What is the number of lines containing the word "following"? Give that number alone.

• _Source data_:
>> BEGIN

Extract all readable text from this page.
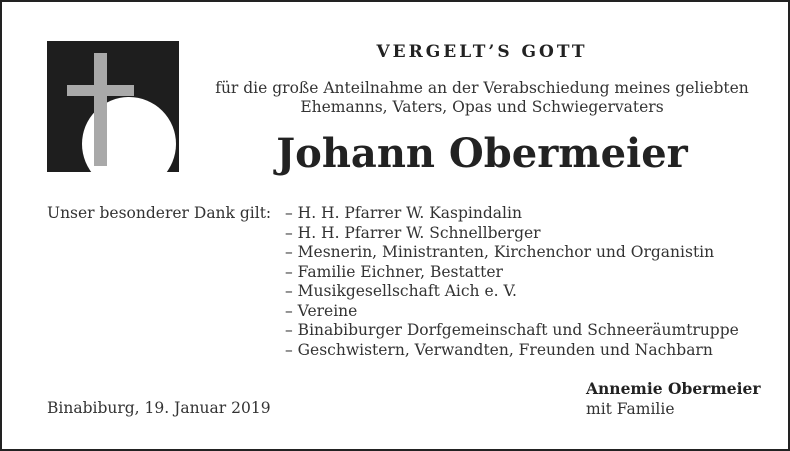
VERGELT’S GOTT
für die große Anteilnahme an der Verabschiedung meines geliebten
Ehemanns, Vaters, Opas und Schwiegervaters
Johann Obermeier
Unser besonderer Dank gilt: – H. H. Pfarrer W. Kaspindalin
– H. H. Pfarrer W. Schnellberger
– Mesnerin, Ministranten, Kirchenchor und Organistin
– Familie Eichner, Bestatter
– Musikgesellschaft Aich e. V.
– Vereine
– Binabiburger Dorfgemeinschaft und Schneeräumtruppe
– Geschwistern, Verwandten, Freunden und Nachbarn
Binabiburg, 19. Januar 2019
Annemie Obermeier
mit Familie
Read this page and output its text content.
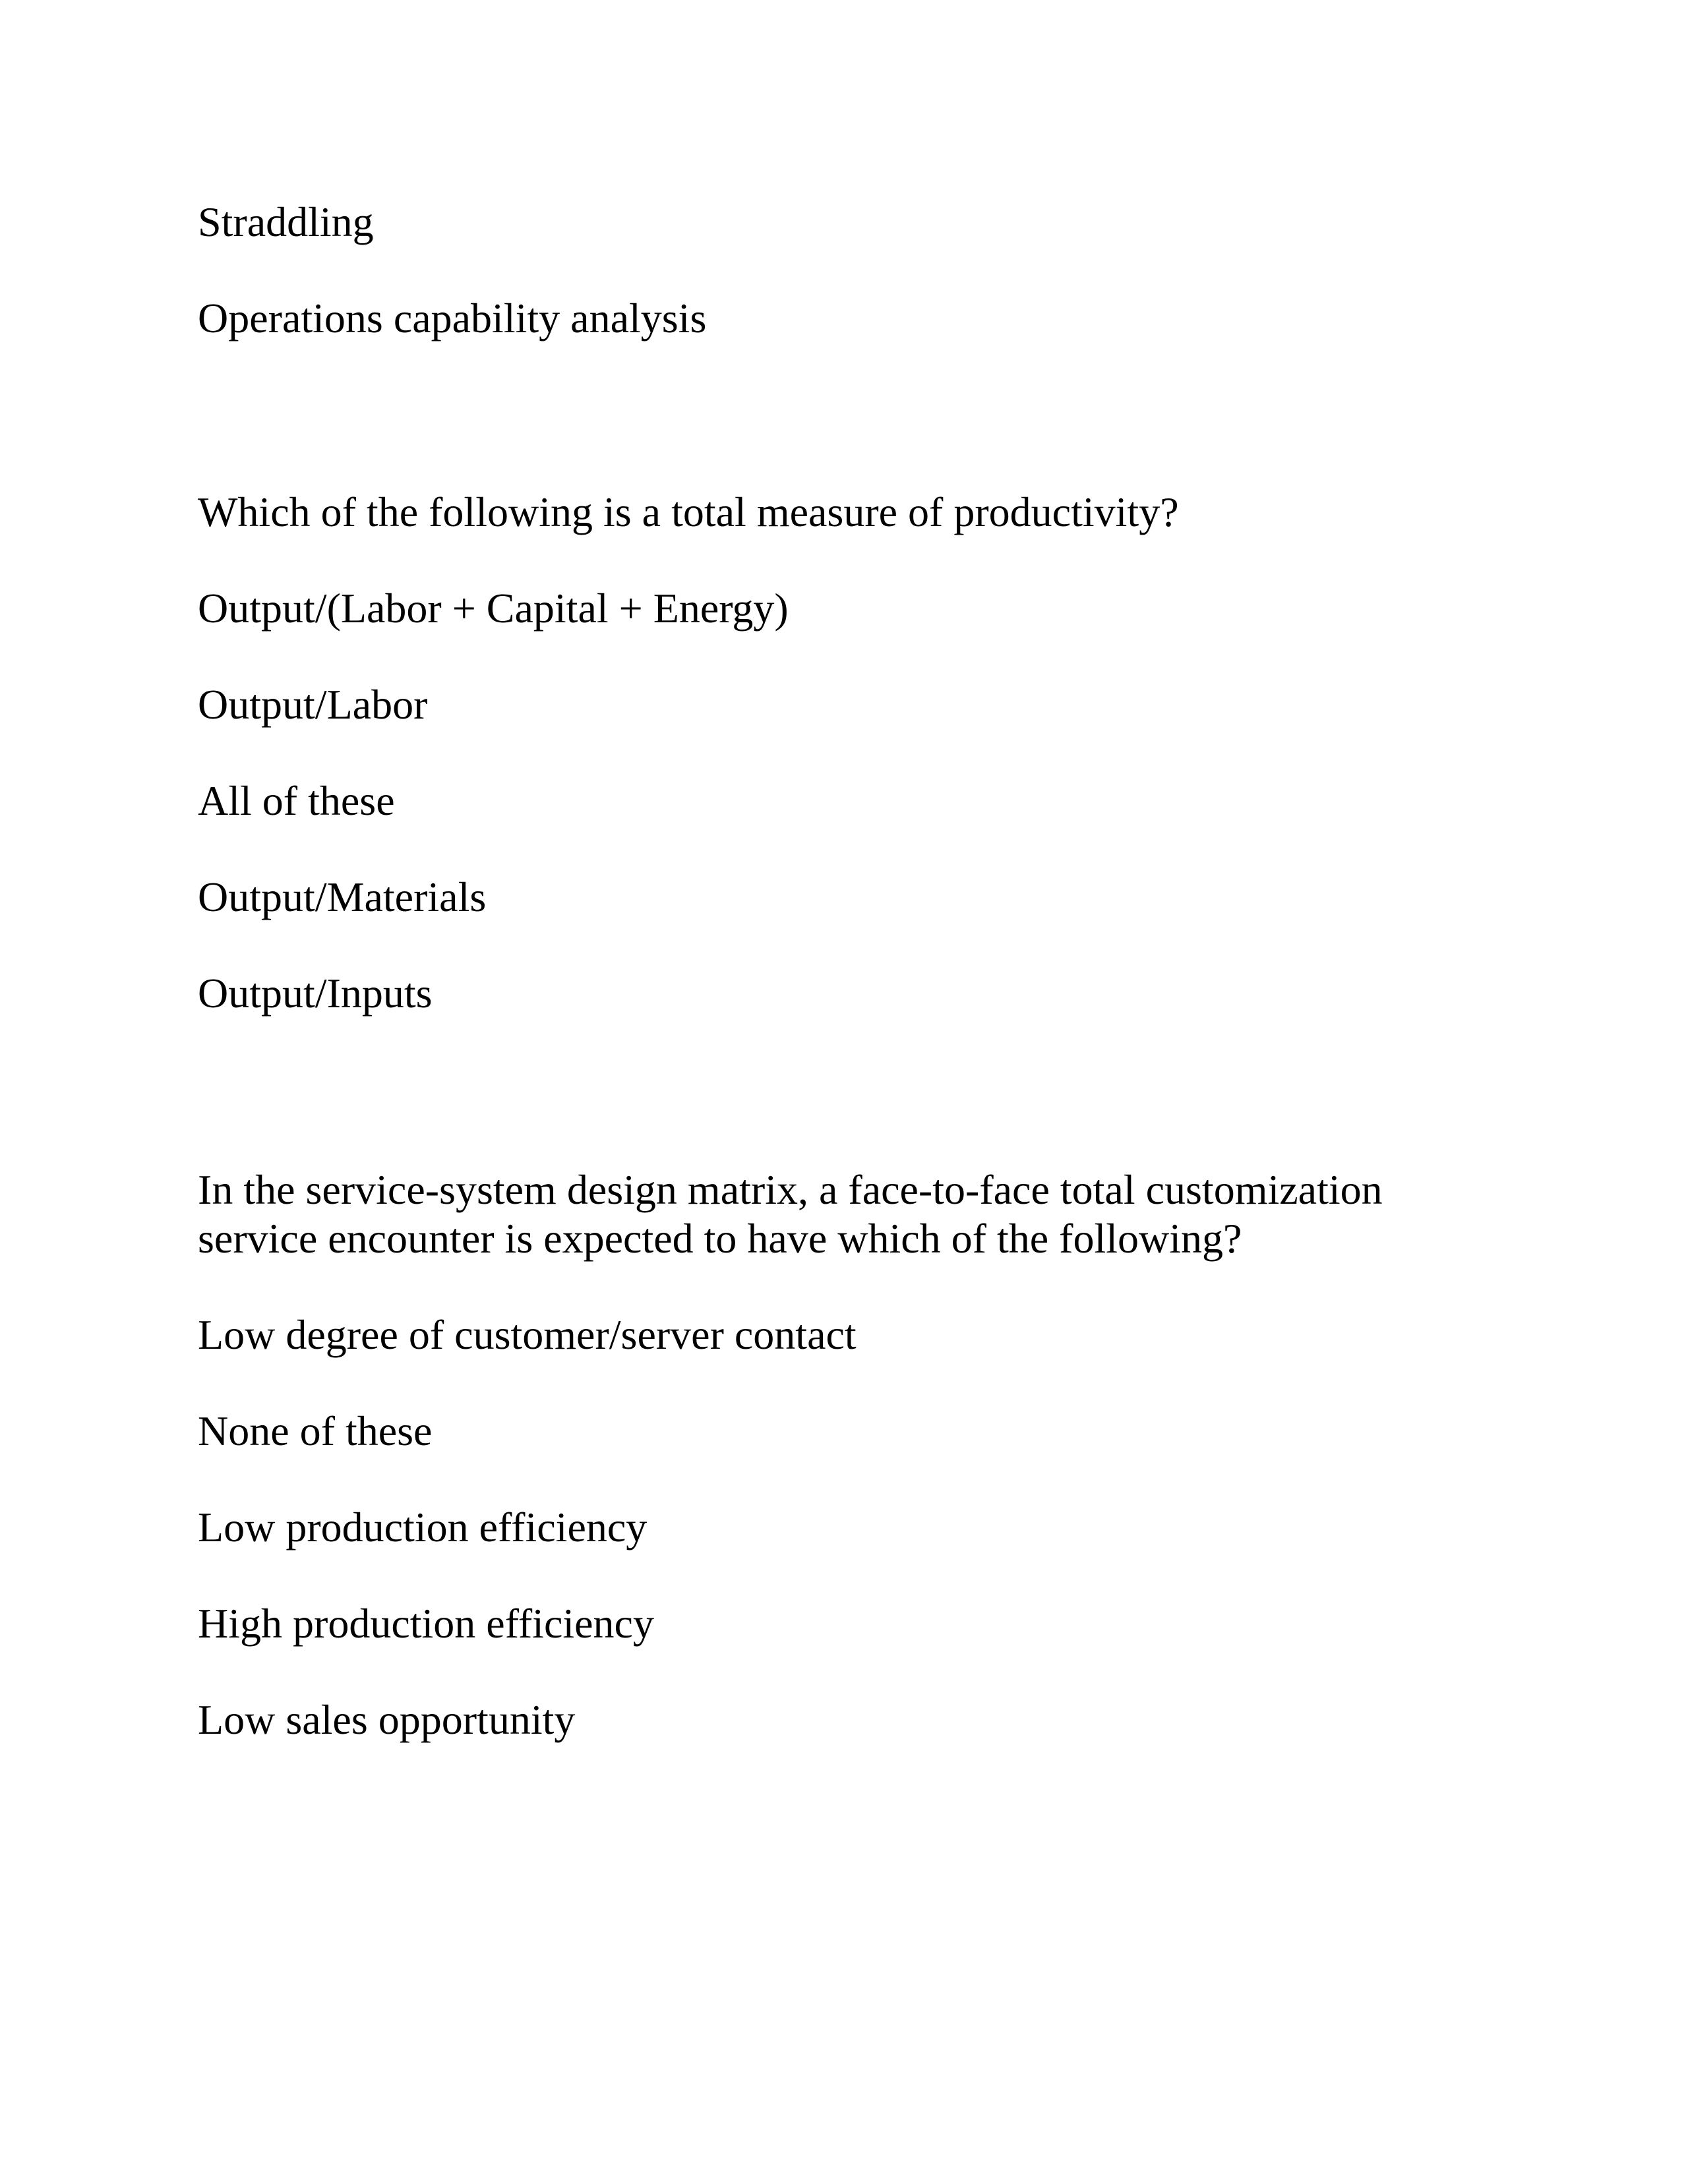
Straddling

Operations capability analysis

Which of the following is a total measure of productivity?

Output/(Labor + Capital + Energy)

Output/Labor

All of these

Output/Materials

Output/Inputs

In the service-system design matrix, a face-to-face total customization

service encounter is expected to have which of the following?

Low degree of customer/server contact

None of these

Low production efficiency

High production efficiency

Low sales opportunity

>> END

• _Solved exercise_:
2